▶ _Recorded data_
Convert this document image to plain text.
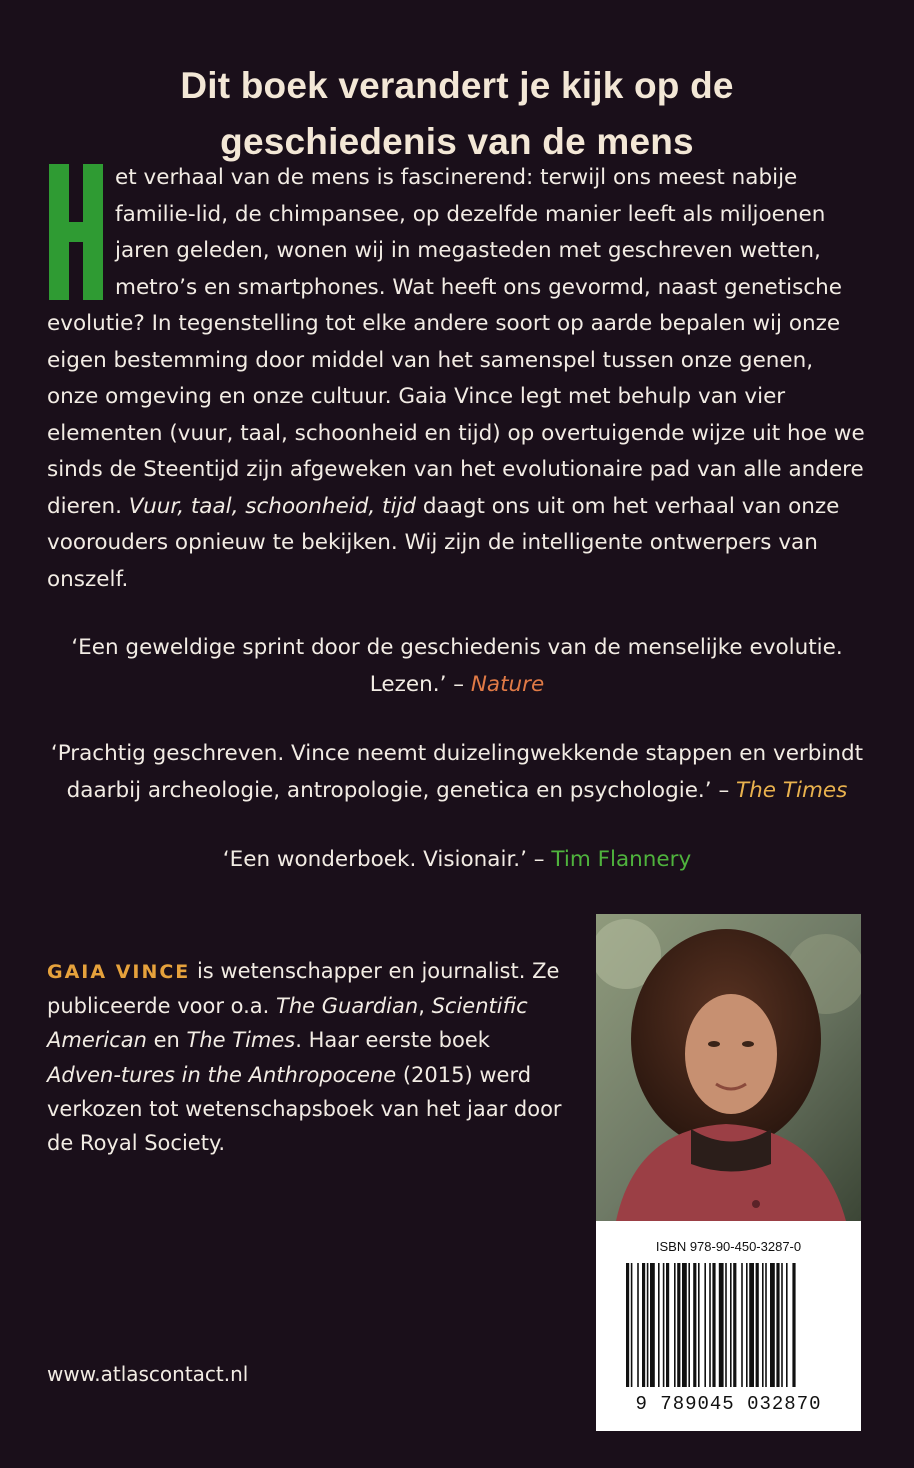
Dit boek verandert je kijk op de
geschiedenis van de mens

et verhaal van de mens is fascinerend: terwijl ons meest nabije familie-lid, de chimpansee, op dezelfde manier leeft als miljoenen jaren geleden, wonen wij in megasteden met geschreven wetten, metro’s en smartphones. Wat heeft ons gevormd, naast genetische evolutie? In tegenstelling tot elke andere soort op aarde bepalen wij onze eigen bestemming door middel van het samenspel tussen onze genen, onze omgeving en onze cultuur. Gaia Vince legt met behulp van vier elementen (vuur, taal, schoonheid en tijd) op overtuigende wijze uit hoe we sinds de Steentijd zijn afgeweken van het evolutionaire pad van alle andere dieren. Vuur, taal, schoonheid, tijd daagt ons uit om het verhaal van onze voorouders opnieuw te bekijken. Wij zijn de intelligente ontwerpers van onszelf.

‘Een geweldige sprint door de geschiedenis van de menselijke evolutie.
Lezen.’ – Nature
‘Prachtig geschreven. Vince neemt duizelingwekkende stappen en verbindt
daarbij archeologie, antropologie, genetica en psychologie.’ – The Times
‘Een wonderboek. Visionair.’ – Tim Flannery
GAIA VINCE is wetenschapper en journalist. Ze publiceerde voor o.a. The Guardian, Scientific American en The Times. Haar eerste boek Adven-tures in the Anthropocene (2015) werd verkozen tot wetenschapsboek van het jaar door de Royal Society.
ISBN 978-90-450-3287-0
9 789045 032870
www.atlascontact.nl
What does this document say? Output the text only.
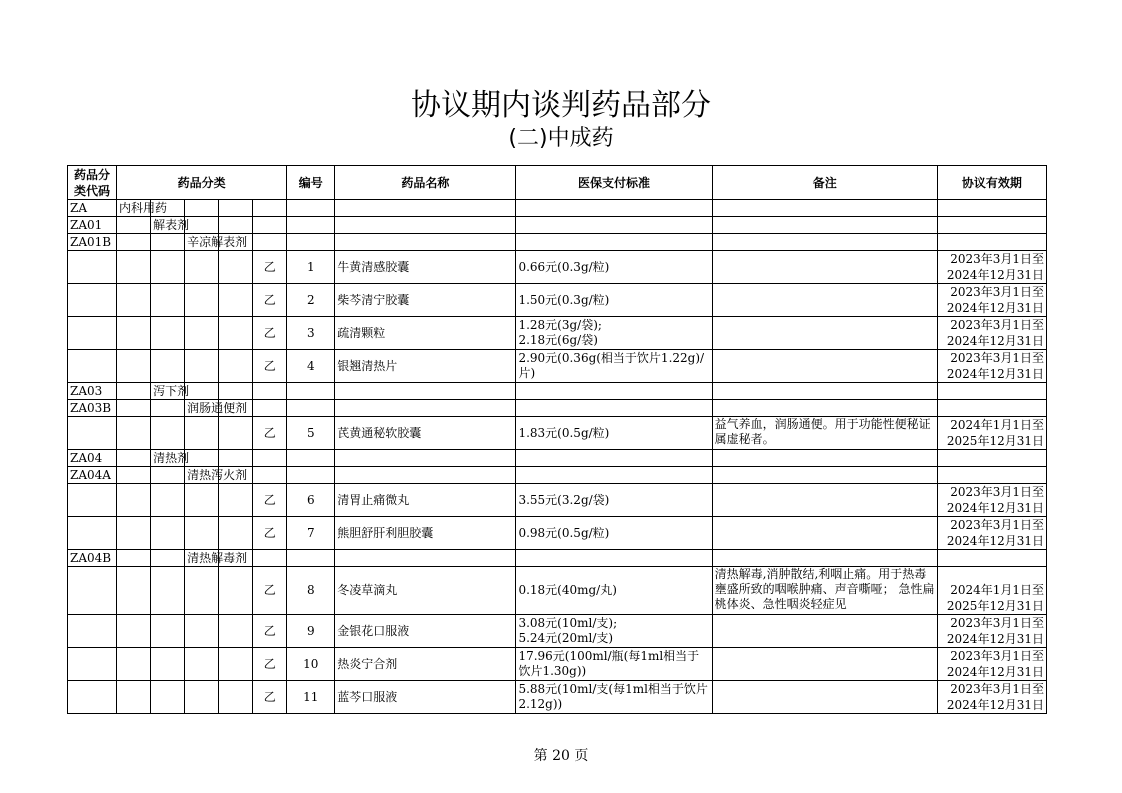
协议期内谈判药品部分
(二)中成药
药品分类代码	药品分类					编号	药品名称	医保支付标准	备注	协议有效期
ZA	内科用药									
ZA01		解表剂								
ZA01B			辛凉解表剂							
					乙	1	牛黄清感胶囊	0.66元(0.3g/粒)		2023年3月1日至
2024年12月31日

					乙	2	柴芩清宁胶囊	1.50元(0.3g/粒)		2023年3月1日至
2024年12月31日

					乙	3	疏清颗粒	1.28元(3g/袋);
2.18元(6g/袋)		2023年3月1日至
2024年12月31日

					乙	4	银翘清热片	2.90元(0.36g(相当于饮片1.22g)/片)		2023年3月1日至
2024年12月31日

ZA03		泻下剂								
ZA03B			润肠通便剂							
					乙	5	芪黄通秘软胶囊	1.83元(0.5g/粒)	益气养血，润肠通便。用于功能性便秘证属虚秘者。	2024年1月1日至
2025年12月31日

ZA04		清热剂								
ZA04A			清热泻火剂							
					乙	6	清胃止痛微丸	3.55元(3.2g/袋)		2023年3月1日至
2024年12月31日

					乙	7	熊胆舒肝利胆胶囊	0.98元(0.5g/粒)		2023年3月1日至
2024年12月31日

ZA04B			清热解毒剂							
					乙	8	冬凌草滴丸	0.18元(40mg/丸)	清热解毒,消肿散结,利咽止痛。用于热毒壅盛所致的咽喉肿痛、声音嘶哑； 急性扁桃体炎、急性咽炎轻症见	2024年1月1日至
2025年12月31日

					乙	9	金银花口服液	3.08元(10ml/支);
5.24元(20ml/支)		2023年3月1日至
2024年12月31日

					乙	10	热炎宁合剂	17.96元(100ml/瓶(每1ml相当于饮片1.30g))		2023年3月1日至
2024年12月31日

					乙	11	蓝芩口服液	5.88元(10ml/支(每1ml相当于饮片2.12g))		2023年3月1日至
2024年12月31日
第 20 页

▶ _What the exercise asks_
Transcribe every entry word for word, but skip the pictures.

▶ _Complete answer_
Convert this document image to plain text.
Dit boek verandert je kijk op de
geschiedenis van de mens

et verhaal van de mens is fascinerend: terwijl ons meest nabije familie-lid, de chimpansee, op dezelfde manier leeft als miljoenen jaren geleden, wonen wij in megasteden met geschreven wetten, metro’s en smartphones. Wat heeft ons gevormd, naast genetische evolutie? In tegenstelling tot elke andere soort op aarde bepalen wij onze eigen bestemming door middel van het samenspel tussen onze genen, onze omgeving en onze cultuur. Gaia Vince legt met behulp van vier elementen (vuur, taal, schoonheid en tijd) op overtuigende wijze uit hoe we sinds de Steentijd zijn afgeweken van het evolutionaire pad van alle andere dieren. Vuur, taal, schoonheid, tijd daagt ons uit om het verhaal van onze voorouders opnieuw te bekijken. Wij zijn de intelligente ontwerpers van onszelf.

‘Een geweldige sprint door de geschiedenis van de menselijke evolutie.
Lezen.’ – Nature
‘Prachtig geschreven. Vince neemt duizelingwekkende stappen en verbindt
daarbij archeologie, antropologie, genetica en psychologie.’ – The Times
‘Een wonderboek. Visionair.’ – Tim Flannery
GAIA VINCE is wetenschapper en journalist. Ze publiceerde voor o.a. The Guardian, Scientific American en The Times. Haar eerste boek Adven-tures in the Anthropocene (2015) werd verkozen tot wetenschapsboek van het jaar door de Royal Society.
ISBN 978-90-450-3287-0
9 789045 032870
www.atlascontact.nl
What does this document say? Output the text only.
协议期内谈判药品部分
(二)中成药
药品分类代码	药品分类					编号	药品名称	医保支付标准	备注	协议有效期
ZA	内科用药									
ZA01		解表剂								
ZA01B			辛凉解表剂							
					乙	1	牛黄清感胶囊	0.66元(0.3g/粒)		2023年3月1日至
2024年12月31日

					乙	2	柴芩清宁胶囊	1.50元(0.3g/粒)		2023年3月1日至
2024年12月31日

					乙	3	疏清颗粒	1.28元(3g/袋);
2.18元(6g/袋)		2023年3月1日至
2024年12月31日

					乙	4	银翘清热片	2.90元(0.36g(相当于饮片1.22g)/片)		2023年3月1日至
2024年12月31日

ZA03		泻下剂								
ZA03B			润肠通便剂							
					乙	5	芪黄通秘软胶囊	1.83元(0.5g/粒)	益气养血，润肠通便。用于功能性便秘证属虚秘者。	2024年1月1日至
2025年12月31日

ZA04		清热剂								
ZA04A			清热泻火剂							
					乙	6	清胃止痛微丸	3.55元(3.2g/袋)		2023年3月1日至
2024年12月31日

					乙	7	熊胆舒肝利胆胶囊	0.98元(0.5g/粒)		2023年3月1日至
2024年12月31日

ZA04B			清热解毒剂							
					乙	8	冬凌草滴丸	0.18元(40mg/丸)	清热解毒,消肿散结,利咽止痛。用于热毒壅盛所致的咽喉肿痛、声音嘶哑； 急性扁桃体炎、急性咽炎轻症见	2024年1月1日至
2025年12月31日

					乙	9	金银花口服液	3.08元(10ml/支);
5.24元(20ml/支)		2023年3月1日至
2024年12月31日

					乙	10	热炎宁合剂	17.96元(100ml/瓶(每1ml相当于饮片1.30g))		2023年3月1日至
2024年12月31日

					乙	11	蓝芩口服液	5.88元(10ml/支(每1ml相当于饮片2.12g))		2023年3月1日至
2024年12月31日
第 20 页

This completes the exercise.